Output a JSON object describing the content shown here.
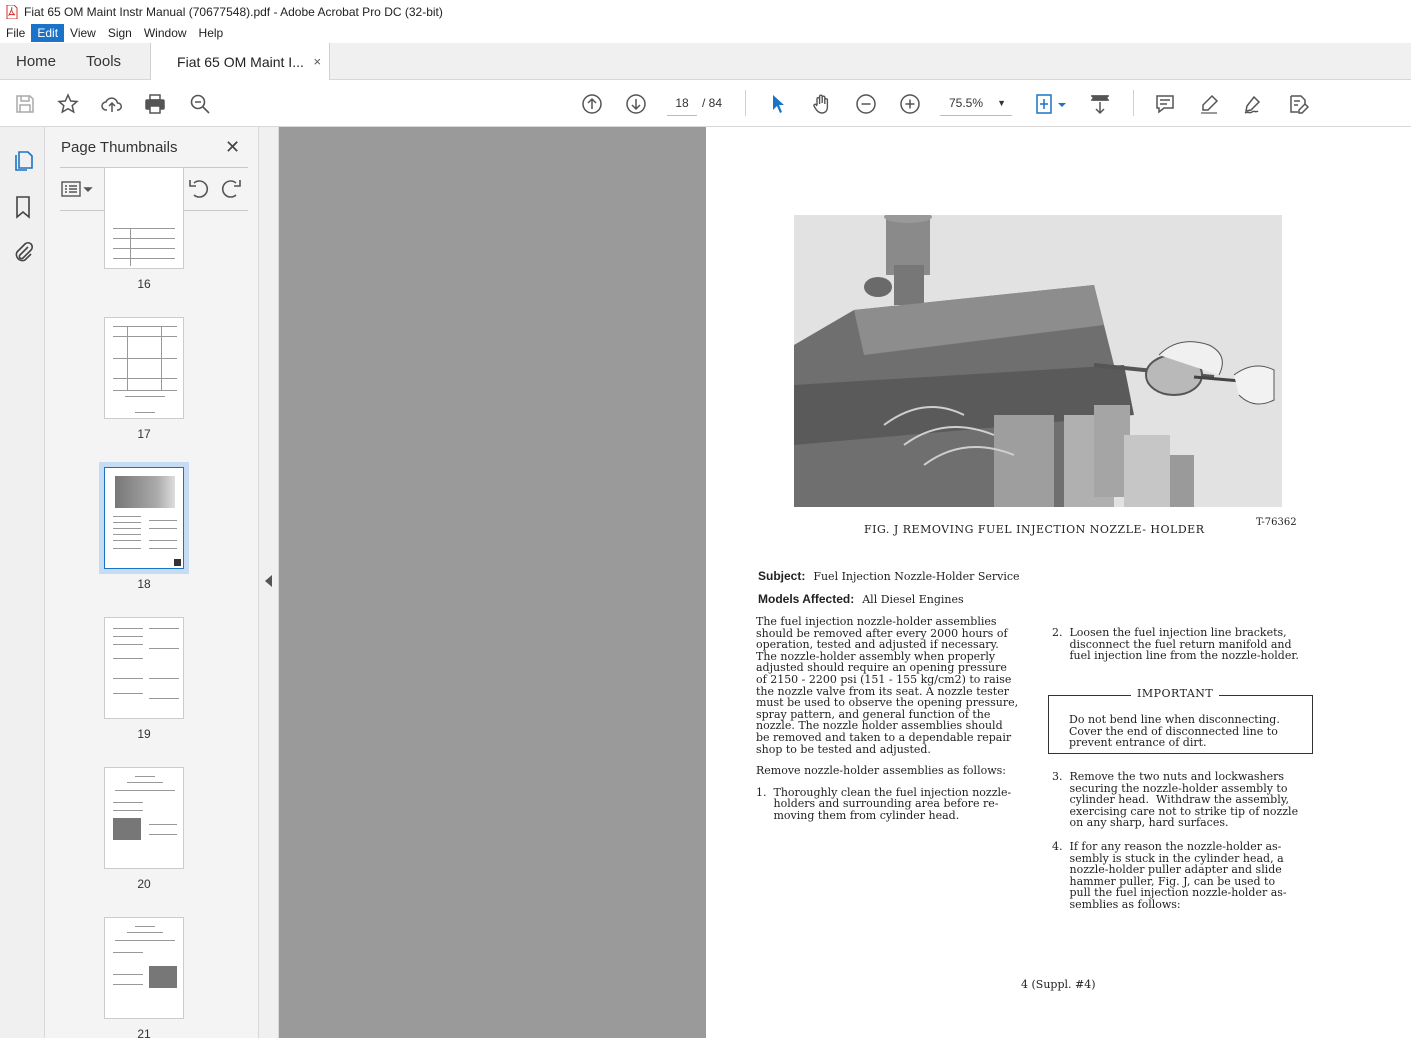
{
  "window": {
    "title": "Fiat 65 OM Maint Instr Manual (70677548).pdf - Adobe Acrobat Pro DC (32-bit)"
  },
  "menu": [
    "File",
    "Edit",
    "Sign",
    "Window",
    "Help"
  ],
  "tabs": {
    "home": "Home",
    "tools": "Tools",
    "document": "Fiat 65 OM Maint I...",
    "close": "×"
  },
  "toolbar": {
    "page_current": "18",
    "page_total": "/ 84",
    "zoom": "75.5%"
  },
  "thumbnails": {
    "title": "Page Thumbnails",
    "close": "✕",
    "pages": [
      "16",
      "17",
      "18",
      "19",
      "20",
      "21"
    ],
    "selected": "18"
  },
  "document": {
    "caption": "FIG. J REMOVING FUEL INJECTION NOZZLE- HOLDER",
    "figure_number": "T-76362",
    "subject_label": "Subject:",
    "subject_value": "Fuel Injection Nozzle-Holder Service",
    "models_label": "Models Affected:",
    "models_value": "All Diesel Engines",
    "left_para1": "The fuel injection nozzle-holder assemblies\nshould be removed after every 2000 hours of\noperation, tested and adjusted if necessary.\nThe nozzle-holder assembly when properly\nadjusted should require an opening pressure\nof 2150 - 2200 psi (151 - 155 kg/cm2) to raise\nthe nozzle valve from its seat. A nozzle tester\nmust be used to observe the opening pressure,\nspray pattern, and general function of the\nnozzle. The nozzle holder assemblies should\nbe removed and taken to a dependable repair\nshop to be tested and adjusted.",
    "left_para2": "Remove nozzle-holder assemblies as follows:",
    "left_step1": "1.  Thoroughly clean the fuel injection nozzle-\n     holders and surrounding area before re-\n     moving them from cylinder head.",
    "right_step2": "2.  Loosen the fuel injection line brackets,\n     disconnect the fuel return manifold and\n     fuel injection line from the nozzle-holder.",
    "important_title": "IMPORTANT",
    "important_body": "Do not bend line when disconnecting.\nCover the end of disconnected line to\nprevent entrance of dirt.",
    "right_step3": "3.  Remove the two nuts and lockwashers\n     securing the nozzle-holder assembly to\n     cylinder head.  Withdraw the assembly,\n     exercising care not to strike tip of nozzle\n     on any sharp, hard surfaces.",
    "right_step4": "4.  If for any reason the nozzle-holder as-\n     sembly is stuck in the cylinder head, a\n     nozzle-holder puller adapter and slide\n     hammer puller, Fig. J, can be used to\n     pull the fuel injection nozzle-holder as-\n     semblies as follows:",
    "page_footer": "4  (Suppl. #4)"
  }
}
+++++
▸ WHAT YOU ARE ASKED TO DO: Return from the data every line that holds "Maint".

▸ OUTPUT FOR THIS TASK:
    "title": "Fiat 65 OM Maint Instr Manual (70677548).pdf - Adobe Acrobat Pro DC (32-bit)"
    "document": "Fiat 65 OM Maint I...",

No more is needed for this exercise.